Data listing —
>>>>
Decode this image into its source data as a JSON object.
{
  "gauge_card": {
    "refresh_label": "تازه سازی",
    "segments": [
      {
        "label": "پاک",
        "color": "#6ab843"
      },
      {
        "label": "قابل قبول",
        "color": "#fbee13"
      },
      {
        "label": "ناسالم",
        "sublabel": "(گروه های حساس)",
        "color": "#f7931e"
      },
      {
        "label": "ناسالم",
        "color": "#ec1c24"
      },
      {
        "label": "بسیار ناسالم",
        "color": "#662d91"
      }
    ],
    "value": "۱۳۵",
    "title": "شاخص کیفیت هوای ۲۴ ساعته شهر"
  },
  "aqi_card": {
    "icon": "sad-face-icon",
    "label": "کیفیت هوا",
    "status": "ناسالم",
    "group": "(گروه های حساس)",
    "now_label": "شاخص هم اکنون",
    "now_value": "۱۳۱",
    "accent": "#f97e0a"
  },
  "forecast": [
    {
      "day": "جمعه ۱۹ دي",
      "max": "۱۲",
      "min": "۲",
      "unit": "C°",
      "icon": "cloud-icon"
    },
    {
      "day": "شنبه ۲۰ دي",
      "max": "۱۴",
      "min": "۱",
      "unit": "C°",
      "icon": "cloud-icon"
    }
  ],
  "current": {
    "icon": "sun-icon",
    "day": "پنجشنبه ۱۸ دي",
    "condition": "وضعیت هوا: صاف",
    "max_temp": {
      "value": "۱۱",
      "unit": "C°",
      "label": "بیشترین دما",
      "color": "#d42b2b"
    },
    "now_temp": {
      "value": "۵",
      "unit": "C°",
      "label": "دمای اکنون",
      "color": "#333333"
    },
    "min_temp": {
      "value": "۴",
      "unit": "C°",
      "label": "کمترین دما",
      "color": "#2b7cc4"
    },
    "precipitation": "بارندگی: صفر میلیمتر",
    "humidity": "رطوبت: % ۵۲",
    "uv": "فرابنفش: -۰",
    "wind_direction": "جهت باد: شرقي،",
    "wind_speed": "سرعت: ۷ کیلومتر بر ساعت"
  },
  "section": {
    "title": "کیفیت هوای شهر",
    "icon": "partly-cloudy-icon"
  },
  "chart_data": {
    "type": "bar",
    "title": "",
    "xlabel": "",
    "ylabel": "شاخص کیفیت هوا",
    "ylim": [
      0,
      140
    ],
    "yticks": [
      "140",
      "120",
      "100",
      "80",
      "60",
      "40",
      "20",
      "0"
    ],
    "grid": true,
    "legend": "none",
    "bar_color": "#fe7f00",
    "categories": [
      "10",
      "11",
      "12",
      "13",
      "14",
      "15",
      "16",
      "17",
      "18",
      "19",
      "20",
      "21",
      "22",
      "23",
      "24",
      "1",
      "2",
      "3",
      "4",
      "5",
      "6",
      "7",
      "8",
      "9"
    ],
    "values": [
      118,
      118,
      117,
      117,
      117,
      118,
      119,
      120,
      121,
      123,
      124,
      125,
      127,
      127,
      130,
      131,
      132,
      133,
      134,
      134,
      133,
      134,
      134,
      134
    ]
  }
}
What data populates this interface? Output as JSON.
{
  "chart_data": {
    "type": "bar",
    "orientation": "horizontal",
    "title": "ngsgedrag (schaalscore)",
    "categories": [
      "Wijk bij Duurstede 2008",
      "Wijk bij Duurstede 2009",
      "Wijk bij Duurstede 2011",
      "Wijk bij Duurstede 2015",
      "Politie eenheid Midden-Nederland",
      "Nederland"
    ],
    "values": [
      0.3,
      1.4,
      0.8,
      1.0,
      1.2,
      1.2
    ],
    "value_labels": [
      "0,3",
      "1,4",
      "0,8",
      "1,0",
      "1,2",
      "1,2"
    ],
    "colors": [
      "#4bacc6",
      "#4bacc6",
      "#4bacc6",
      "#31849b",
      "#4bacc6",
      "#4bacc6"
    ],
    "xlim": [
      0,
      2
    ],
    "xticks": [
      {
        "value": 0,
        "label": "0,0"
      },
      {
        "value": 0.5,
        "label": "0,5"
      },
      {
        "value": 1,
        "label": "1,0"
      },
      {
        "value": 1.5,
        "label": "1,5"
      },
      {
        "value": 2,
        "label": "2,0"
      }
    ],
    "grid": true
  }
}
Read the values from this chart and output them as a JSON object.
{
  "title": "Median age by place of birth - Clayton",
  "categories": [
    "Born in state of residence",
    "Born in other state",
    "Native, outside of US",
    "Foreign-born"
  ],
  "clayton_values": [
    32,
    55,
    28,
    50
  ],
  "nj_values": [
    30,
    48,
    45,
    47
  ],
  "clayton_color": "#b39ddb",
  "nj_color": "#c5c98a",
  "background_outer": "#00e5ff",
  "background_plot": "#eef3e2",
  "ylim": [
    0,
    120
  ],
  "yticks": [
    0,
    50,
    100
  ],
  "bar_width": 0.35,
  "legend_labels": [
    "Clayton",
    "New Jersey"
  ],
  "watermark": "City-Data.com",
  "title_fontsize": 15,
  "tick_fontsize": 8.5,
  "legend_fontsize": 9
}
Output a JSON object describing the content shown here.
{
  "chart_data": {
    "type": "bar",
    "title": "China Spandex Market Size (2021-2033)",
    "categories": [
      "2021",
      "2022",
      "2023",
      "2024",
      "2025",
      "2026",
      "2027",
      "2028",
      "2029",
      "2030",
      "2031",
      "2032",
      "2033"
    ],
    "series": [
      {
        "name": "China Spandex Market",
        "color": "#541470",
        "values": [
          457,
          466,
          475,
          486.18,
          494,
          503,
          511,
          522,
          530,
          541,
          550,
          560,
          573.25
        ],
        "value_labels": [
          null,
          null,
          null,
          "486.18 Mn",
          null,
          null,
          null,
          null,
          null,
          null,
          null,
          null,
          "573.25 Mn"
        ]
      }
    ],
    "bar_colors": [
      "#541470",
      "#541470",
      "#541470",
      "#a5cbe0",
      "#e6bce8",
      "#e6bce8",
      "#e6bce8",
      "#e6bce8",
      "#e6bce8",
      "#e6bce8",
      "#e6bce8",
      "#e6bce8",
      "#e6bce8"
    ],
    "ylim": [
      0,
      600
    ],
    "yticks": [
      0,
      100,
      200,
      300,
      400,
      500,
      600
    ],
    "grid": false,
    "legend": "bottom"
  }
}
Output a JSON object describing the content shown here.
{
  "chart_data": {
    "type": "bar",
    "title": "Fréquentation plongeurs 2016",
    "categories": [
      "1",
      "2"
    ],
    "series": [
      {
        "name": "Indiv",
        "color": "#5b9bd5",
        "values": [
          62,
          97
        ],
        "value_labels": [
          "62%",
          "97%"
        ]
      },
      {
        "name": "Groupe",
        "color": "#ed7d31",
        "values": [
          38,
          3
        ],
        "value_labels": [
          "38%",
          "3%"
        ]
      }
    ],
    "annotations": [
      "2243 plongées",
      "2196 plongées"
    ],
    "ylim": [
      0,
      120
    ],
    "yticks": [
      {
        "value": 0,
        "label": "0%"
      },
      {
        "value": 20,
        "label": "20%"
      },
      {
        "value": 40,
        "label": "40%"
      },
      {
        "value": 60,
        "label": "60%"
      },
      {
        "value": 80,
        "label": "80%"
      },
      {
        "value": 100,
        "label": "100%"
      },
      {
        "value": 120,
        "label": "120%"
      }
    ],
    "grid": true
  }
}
<<<<
WHAT IS BEING ASKED —
Make an exact copy of the listing, including every line.

COMPLETE OUTPUT —
Decode this image into its source data as a JSON object.
{
  "gauge_card": {
    "refresh_label": "تازه سازی",
    "segments": [
      {
        "label": "پاک",
        "color": "#6ab843"
      },
      {
        "label": "قابل قبول",
        "color": "#fbee13"
      },
      {
        "label": "ناسالم",
        "sublabel": "(گروه های حساس)",
        "color": "#f7931e"
      },
      {
        "label": "ناسالم",
        "color": "#ec1c24"
      },
      {
        "label": "بسیار ناسالم",
        "color": "#662d91"
      }
    ],
    "value": "۱۳۵",
    "title": "شاخص کیفیت هوای ۲۴ ساعته شهر"
  },
  "aqi_card": {
    "icon": "sad-face-icon",
    "label": "کیفیت هوا",
    "status": "ناسالم",
    "group": "(گروه های حساس)",
    "now_label": "شاخص هم اکنون",
    "now_value": "۱۳۱",
    "accent": "#f97e0a"
  },
  "forecast": [
    {
      "day": "جمعه ۱۹ دي",
      "max": "۱۲",
      "min": "۲",
      "unit": "C°",
      "icon": "cloud-icon"
    },
    {
      "day": "شنبه ۲۰ دي",
      "max": "۱۴",
      "min": "۱",
      "unit": "C°",
      "icon": "cloud-icon"
    }
  ],
  "current": {
    "icon": "sun-icon",
    "day": "پنجشنبه ۱۸ دي",
    "condition": "وضعیت هوا: صاف",
    "max_temp": {
      "value": "۱۱",
      "unit": "C°",
      "label": "بیشترین دما",
      "color": "#d42b2b"
    },
    "now_temp": {
      "value": "۵",
      "unit": "C°",
      "label": "دمای اکنون",
      "color": "#333333"
    },
    "min_temp": {
      "value": "۴",
      "unit": "C°",
      "label": "کمترین دما",
      "color": "#2b7cc4"
    },
    "precipitation": "بارندگی: صفر میلیمتر",
    "humidity": "رطوبت: % ۵۲",
    "uv": "فرابنفش: -۰",
    "wind_direction": "جهت باد: شرقي،",
    "wind_speed": "سرعت: ۷ کیلومتر بر ساعت"
  },
  "section": {
    "title": "کیفیت هوای شهر",
    "icon": "partly-cloudy-icon"
  },
  "chart_data": {
    "type": "bar",
    "title": "",
    "xlabel": "",
    "ylabel": "شاخص کیفیت هوا",
    "ylim": [
      0,
      140
    ],
    "yticks": [
      "140",
      "120",
      "100",
      "80",
      "60",
      "40",
      "20",
      "0"
    ],
    "grid": true,
    "legend": "none",
    "bar_color": "#fe7f00",
    "categories": [
      "10",
      "11",
      "12",
      "13",
      "14",
      "15",
      "16",
      "17",
      "18",
      "19",
      "20",
      "21",
      "22",
      "23",
      "24",
      "1",
      "2",
      "3",
      "4",
      "5",
      "6",
      "7",
      "8",
      "9"
    ],
    "values": [
      118,
      118,
      117,
      117,
      117,
      118,
      119,
      120,
      121,
      123,
      124,
      125,
      127,
      127,
      130,
      131,
      132,
      133,
      134,
      134,
      133,
      134,
      134,
      134
    ]
  }
}
What data populates this interface? Output as JSON.
{
  "chart_data": {
    "type": "bar",
    "orientation": "horizontal",
    "title": "ngsgedrag (schaalscore)",
    "categories": [
      "Wijk bij Duurstede 2008",
      "Wijk bij Duurstede 2009",
      "Wijk bij Duurstede 2011",
      "Wijk bij Duurstede 2015",
      "Politie eenheid Midden-Nederland",
      "Nederland"
    ],
    "values": [
      0.3,
      1.4,
      0.8,
      1.0,
      1.2,
      1.2
    ],
    "value_labels": [
      "0,3",
      "1,4",
      "0,8",
      "1,0",
      "1,2",
      "1,2"
    ],
    "colors": [
      "#4bacc6",
      "#4bacc6",
      "#4bacc6",
      "#31849b",
      "#4bacc6",
      "#4bacc6"
    ],
    "xlim": [
      0,
      2
    ],
    "xticks": [
      {
        "value": 0,
        "label": "0,0"
      },
      {
        "value": 0.5,
        "label": "0,5"
      },
      {
        "value": 1,
        "label": "1,0"
      },
      {
        "value": 1.5,
        "label": "1,5"
      },
      {
        "value": 2,
        "label": "2,0"
      }
    ],
    "grid": true
  }
}
Read the values from this chart and output them as a JSON object.
{
  "title": "Median age by place of birth - Clayton",
  "categories": [
    "Born in state of residence",
    "Born in other state",
    "Native, outside of US",
    "Foreign-born"
  ],
  "clayton_values": [
    32,
    55,
    28,
    50
  ],
  "nj_values": [
    30,
    48,
    45,
    47
  ],
  "clayton_color": "#b39ddb",
  "nj_color": "#c5c98a",
  "background_outer": "#00e5ff",
  "background_plot": "#eef3e2",
  "ylim": [
    0,
    120
  ],
  "yticks": [
    0,
    50,
    100
  ],
  "bar_width": 0.35,
  "legend_labels": [
    "Clayton",
    "New Jersey"
  ],
  "watermark": "City-Data.com",
  "title_fontsize": 15,
  "tick_fontsize": 8.5,
  "legend_fontsize": 9
}
Output a JSON object describing the content shown here.
{
  "chart_data": {
    "type": "bar",
    "title": "China Spandex Market Size (2021-2033)",
    "categories": [
      "2021",
      "2022",
      "2023",
      "2024",
      "2025",
      "2026",
      "2027",
      "2028",
      "2029",
      "2030",
      "2031",
      "2032",
      "2033"
    ],
    "series": [
      {
        "name": "China Spandex Market",
        "color": "#541470",
        "values": [
          457,
          466,
          475,
          486.18,
          494,
          503,
          511,
          522,
          530,
          541,
          550,
          560,
          573.25
        ],
        "value_labels": [
          null,
          null,
          null,
          "486.18 Mn",
          null,
          null,
          null,
          null,
          null,
          null,
          null,
          null,
          "573.25 Mn"
        ]
      }
    ],
    "bar_colors": [
      "#541470",
      "#541470",
      "#541470",
      "#a5cbe0",
      "#e6bce8",
      "#e6bce8",
      "#e6bce8",
      "#e6bce8",
      "#e6bce8",
      "#e6bce8",
      "#e6bce8",
      "#e6bce8",
      "#e6bce8"
    ],
    "ylim": [
      0,
      600
    ],
    "yticks": [
      0,
      100,
      200,
      300,
      400,
      500,
      600
    ],
    "grid": false,
    "legend": "bottom"
  }
}
Output a JSON object describing the content shown here.
{
  "chart_data": {
    "type": "bar",
    "title": "Fréquentation plongeurs 2016",
    "categories": [
      "1",
      "2"
    ],
    "series": [
      {
        "name": "Indiv",
        "color": "#5b9bd5",
        "values": [
          62,
          97
        ],
        "value_labels": [
          "62%",
          "97%"
        ]
      },
      {
        "name": "Groupe",
        "color": "#ed7d31",
        "values": [
          38,
          3
        ],
        "value_labels": [
          "38%",
          "3%"
        ]
      }
    ],
    "annotations": [
      "2243 plongées",
      "2196 plongées"
    ],
    "ylim": [
      0,
      120
    ],
    "yticks": [
      {
        "value": 0,
        "label": "0%"
      },
      {
        "value": 20,
        "label": "20%"
      },
      {
        "value": 40,
        "label": "40%"
      },
      {
        "value": 60,
        "label": "60%"
      },
      {
        "value": 80,
        "label": "80%"
      },
      {
        "value": 100,
        "label": "100%"
      },
      {
        "value": 120,
        "label": "120%"
      }
    ],
    "grid": true
  }
}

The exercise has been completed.